--- BEGIN ---

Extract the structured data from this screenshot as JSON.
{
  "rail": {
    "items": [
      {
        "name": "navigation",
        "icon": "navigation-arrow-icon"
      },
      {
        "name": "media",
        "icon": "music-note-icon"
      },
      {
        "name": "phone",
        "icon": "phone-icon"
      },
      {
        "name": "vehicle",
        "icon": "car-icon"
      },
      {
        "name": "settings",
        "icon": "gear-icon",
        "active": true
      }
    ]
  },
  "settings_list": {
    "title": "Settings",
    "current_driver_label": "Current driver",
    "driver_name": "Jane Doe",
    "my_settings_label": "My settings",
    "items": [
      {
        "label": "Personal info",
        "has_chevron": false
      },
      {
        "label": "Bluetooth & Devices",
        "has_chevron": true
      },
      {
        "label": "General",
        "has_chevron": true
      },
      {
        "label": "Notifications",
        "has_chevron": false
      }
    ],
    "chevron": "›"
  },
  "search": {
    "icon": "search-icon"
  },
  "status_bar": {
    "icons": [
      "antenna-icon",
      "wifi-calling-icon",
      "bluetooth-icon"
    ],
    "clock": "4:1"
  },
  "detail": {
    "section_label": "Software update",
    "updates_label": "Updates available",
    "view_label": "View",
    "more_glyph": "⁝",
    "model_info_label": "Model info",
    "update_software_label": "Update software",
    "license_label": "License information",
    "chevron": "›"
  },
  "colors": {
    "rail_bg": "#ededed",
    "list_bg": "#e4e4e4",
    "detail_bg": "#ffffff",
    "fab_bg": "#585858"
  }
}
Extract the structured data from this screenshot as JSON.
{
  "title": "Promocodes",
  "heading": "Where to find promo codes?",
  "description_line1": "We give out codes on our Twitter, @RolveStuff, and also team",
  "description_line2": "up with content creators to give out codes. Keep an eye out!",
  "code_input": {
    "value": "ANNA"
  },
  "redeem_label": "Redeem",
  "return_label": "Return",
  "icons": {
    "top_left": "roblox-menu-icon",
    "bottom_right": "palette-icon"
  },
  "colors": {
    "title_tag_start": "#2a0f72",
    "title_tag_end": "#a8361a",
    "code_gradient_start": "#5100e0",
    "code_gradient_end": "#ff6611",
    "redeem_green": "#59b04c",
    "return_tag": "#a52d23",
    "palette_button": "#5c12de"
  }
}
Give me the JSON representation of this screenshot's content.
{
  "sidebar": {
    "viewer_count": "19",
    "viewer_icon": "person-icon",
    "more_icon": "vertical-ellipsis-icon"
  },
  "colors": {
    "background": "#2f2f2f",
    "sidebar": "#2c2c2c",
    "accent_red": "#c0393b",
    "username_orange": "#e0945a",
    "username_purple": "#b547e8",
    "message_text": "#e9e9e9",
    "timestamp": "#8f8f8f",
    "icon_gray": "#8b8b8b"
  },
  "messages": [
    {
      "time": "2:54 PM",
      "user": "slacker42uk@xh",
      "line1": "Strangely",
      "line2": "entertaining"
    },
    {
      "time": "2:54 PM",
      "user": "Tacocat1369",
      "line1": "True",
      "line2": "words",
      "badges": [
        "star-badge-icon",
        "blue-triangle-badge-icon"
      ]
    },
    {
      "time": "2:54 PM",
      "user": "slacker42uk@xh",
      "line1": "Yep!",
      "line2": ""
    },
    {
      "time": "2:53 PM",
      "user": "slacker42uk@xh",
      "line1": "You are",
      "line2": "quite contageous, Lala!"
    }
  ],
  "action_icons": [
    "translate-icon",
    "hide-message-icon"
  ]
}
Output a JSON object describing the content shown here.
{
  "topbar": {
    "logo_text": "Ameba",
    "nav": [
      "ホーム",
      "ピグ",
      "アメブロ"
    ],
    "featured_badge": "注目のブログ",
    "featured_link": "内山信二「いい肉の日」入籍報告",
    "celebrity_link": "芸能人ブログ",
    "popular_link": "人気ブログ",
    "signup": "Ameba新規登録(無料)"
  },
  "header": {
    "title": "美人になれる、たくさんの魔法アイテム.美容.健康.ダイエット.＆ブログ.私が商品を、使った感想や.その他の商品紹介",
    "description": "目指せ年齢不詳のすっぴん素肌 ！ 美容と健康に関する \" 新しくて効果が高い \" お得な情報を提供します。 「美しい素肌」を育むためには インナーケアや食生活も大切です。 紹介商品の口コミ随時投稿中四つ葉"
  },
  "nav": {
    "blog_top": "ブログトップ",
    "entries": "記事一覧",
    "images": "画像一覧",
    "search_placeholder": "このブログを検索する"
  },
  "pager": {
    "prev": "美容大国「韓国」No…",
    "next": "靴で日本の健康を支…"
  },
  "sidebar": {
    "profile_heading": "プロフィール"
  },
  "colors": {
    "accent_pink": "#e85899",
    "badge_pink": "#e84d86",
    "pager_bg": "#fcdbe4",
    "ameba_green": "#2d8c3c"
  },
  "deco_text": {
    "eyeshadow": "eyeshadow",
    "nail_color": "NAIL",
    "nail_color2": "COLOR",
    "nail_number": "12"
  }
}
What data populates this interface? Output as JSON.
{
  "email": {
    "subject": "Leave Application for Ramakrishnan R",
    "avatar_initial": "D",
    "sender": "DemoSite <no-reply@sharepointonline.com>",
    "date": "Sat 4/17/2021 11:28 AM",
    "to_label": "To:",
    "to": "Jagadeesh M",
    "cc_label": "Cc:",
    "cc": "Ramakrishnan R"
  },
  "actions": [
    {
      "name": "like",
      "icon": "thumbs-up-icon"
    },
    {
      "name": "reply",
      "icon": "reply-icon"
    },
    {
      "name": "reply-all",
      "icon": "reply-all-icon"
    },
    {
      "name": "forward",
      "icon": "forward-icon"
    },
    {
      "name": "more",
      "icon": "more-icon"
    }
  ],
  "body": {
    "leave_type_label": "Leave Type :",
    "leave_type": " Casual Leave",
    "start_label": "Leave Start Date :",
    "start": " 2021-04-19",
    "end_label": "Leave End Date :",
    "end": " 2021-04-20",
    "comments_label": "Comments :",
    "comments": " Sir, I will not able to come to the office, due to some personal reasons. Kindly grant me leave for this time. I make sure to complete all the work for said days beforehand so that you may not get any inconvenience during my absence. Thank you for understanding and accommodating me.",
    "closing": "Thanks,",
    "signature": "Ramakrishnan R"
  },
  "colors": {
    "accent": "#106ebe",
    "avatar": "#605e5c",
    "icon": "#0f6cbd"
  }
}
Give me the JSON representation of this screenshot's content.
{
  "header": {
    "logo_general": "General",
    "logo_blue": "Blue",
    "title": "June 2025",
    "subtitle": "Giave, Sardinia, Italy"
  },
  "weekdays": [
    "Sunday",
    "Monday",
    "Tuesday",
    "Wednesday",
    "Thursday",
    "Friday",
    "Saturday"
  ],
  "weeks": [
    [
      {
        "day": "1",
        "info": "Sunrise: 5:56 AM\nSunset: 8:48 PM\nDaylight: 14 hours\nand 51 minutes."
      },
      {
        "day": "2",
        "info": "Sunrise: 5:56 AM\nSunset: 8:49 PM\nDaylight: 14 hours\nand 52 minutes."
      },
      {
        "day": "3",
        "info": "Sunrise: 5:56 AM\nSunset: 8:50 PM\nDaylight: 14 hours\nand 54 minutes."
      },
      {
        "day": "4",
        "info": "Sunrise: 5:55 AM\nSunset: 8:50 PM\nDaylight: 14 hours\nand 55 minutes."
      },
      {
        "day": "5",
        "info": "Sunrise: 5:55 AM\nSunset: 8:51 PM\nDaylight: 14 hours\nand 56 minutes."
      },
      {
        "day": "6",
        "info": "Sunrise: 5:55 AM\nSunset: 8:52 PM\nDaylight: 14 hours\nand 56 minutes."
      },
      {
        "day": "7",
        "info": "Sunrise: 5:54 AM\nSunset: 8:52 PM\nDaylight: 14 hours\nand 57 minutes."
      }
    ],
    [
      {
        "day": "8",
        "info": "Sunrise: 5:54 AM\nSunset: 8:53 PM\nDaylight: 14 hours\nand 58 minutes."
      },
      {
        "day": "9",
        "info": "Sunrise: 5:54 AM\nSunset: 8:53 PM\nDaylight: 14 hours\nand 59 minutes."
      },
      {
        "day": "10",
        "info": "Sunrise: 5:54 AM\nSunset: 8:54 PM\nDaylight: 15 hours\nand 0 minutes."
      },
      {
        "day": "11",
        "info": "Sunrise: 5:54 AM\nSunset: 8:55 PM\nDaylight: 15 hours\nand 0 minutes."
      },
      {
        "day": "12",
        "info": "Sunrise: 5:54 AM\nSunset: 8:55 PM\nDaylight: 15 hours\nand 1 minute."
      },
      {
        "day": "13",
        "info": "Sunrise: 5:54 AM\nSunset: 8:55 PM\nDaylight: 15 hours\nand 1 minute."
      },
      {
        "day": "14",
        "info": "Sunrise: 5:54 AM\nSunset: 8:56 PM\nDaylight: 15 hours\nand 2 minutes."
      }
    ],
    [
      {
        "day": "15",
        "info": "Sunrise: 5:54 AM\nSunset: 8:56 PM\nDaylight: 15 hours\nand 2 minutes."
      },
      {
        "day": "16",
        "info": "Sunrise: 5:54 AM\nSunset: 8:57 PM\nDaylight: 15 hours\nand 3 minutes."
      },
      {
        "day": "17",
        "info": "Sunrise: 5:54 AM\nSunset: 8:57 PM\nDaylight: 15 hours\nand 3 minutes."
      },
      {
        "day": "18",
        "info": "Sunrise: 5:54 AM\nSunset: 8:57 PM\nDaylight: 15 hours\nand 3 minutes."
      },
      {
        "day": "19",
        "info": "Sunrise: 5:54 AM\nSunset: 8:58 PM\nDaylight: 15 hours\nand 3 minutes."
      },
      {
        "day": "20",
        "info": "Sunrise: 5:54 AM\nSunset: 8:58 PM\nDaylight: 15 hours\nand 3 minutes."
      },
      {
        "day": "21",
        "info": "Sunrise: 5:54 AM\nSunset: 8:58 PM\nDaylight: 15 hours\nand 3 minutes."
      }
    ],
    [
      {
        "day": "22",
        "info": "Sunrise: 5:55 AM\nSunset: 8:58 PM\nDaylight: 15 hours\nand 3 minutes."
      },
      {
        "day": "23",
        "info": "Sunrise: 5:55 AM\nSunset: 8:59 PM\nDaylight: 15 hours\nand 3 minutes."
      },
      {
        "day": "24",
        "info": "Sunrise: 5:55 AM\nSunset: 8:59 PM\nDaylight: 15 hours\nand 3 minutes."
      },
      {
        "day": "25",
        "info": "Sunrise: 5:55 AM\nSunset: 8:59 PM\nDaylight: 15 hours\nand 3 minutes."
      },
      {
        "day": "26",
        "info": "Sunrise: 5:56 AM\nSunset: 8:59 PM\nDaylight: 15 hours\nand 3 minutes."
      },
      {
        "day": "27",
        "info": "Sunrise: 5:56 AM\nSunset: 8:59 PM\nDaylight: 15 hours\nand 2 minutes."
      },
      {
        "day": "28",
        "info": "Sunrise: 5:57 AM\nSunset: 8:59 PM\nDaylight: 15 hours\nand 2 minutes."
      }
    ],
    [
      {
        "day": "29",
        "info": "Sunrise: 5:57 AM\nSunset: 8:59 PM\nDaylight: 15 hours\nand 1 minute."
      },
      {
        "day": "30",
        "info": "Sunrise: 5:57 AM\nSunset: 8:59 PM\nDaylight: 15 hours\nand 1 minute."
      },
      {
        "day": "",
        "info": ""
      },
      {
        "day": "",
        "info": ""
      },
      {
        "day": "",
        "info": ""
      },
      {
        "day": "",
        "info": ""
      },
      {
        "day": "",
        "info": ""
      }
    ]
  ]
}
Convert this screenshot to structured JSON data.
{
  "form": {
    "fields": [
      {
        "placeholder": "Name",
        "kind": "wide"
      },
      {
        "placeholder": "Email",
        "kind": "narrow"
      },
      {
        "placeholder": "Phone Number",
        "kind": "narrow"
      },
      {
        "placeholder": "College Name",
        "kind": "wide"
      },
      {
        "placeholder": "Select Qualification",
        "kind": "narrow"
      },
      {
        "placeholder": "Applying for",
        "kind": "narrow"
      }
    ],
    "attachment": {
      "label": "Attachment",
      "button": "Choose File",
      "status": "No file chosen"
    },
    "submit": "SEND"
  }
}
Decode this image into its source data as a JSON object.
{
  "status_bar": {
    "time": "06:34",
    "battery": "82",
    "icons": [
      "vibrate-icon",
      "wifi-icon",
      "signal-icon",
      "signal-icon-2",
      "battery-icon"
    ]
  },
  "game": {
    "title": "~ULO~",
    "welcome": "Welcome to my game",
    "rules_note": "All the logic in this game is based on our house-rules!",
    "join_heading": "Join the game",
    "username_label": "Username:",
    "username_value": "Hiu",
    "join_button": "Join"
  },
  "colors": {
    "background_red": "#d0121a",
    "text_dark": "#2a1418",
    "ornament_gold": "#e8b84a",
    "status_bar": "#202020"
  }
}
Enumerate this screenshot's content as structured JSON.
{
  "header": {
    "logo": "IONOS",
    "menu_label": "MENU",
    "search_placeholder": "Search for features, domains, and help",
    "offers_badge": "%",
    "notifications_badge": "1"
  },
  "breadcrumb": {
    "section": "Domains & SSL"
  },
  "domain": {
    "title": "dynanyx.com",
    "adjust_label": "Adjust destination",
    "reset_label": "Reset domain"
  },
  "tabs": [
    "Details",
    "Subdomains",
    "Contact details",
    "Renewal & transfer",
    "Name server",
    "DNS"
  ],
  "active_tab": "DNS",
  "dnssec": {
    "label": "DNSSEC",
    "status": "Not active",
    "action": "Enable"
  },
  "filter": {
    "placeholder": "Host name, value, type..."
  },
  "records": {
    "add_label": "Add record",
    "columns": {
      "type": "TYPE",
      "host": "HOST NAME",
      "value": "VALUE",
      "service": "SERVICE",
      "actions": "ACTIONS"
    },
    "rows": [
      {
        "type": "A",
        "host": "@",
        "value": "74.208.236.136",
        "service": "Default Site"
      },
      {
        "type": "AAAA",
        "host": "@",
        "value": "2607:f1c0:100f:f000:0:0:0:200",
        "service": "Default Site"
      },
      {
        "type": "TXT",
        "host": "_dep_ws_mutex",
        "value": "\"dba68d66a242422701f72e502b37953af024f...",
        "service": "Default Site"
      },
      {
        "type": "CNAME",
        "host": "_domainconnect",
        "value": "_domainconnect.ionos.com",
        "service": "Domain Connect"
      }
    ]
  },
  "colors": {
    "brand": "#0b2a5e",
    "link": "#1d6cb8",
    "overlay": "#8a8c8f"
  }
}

--- END ---

**What you are asked to do**
Look above for lines with the word "data" and copy them all.

**Worked solution**
Extract the structured data from this screenshot as JSON.
Extract the structured data from this screenshot as JSON.
What data populates this interface? Output as JSON.
Convert this screenshot to structured JSON data.
Decode this image into its source data as a JSON object.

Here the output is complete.